- [Record set]
* Begin *

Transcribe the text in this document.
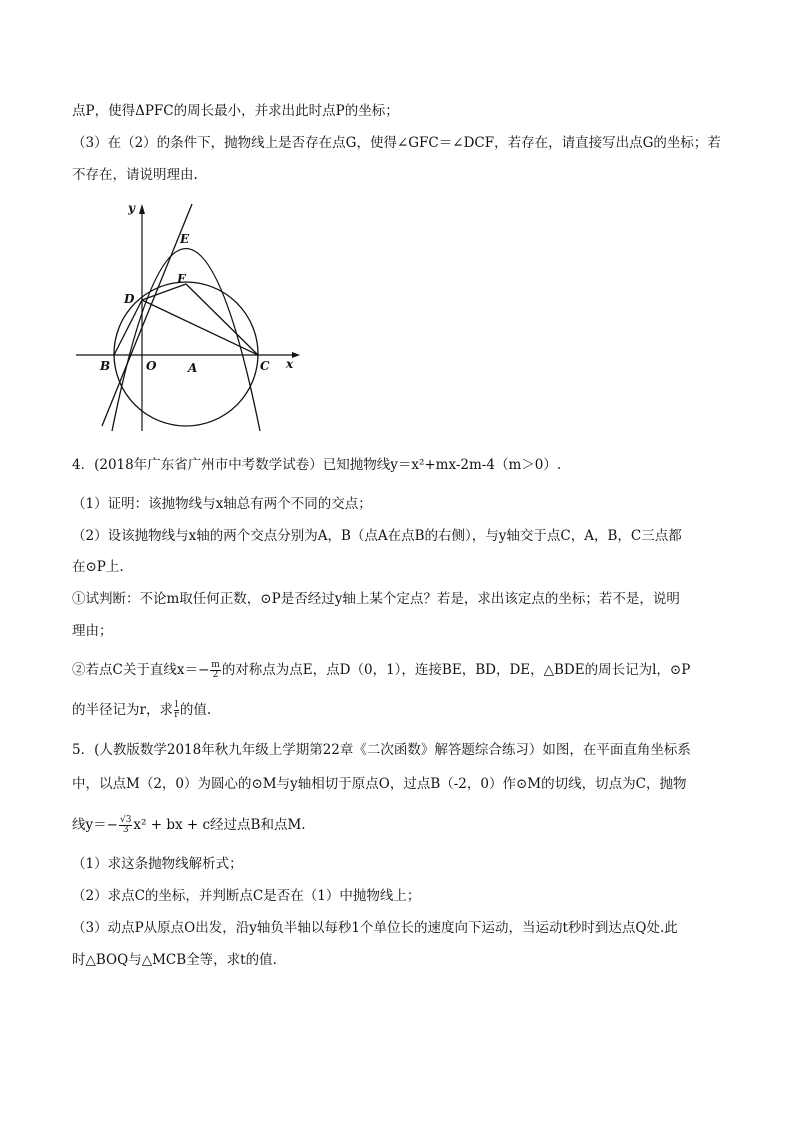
点P，使得ΔPFC的周长最小，并求出此时点P的坐标；
（3）在（2）的条件下，抛物线上是否存在点G，使得∠GFC＝∠DCF，若存在，请直接写出点G的坐标；若
不存在，请说明理由.
y
x
E
F
D
B	O	A	C
4．(2018年广东省广州市中考数学试卷）已知抛物线y＝x²+mx-2m-4（m＞0）.
（1）证明：该抛物线与x轴总有两个不同的交点；
（2）设该抛物线与x轴的两个交点分别为A，B（点A在点B的右侧），与y轴交于点C，A，B，C三点都
在⊙P上.
①试判断：不论m取任何正数，⊙P是否经过y轴上某个定点？若是，求出该定点的坐标；若不是，说明
理由；
②若点C关于直线$x=- \frac{m}{2}$ 的对称点为点E，点D（0，1），连接BE，BD，DE，△BDE的周长记为l，⊙P
的半径记为r，求 $\frac{l}{r}$ 的值.
5．(人教版数学2018年秋九年级上学期第22章《二次函数》解答题综合练习）如图，在平面直角坐标系
中，以点M（2，0）为圆心的⊙M与y轴相切于原点O，过点B（-2，0）作⊙M的切线，切点为C，抛物
线$y=- \frac{√3}{3} x^2$ + bx + c经过点B和点M.
（1）求这条抛物线解析式；
（2）求点C的坐标，并判断点C是否在（1）中抛物线上；
（3）动点P从原点O出发，沿y轴负半轴以每秒1个单位长的速度向下运动，当运动t秒时到达点Q处.此
时△BOQ与△MCB全等，求t的值.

* End *

Tally the lines of the listing in which the word "frac" occurs, and state the total alone.

- [Result for this task] 3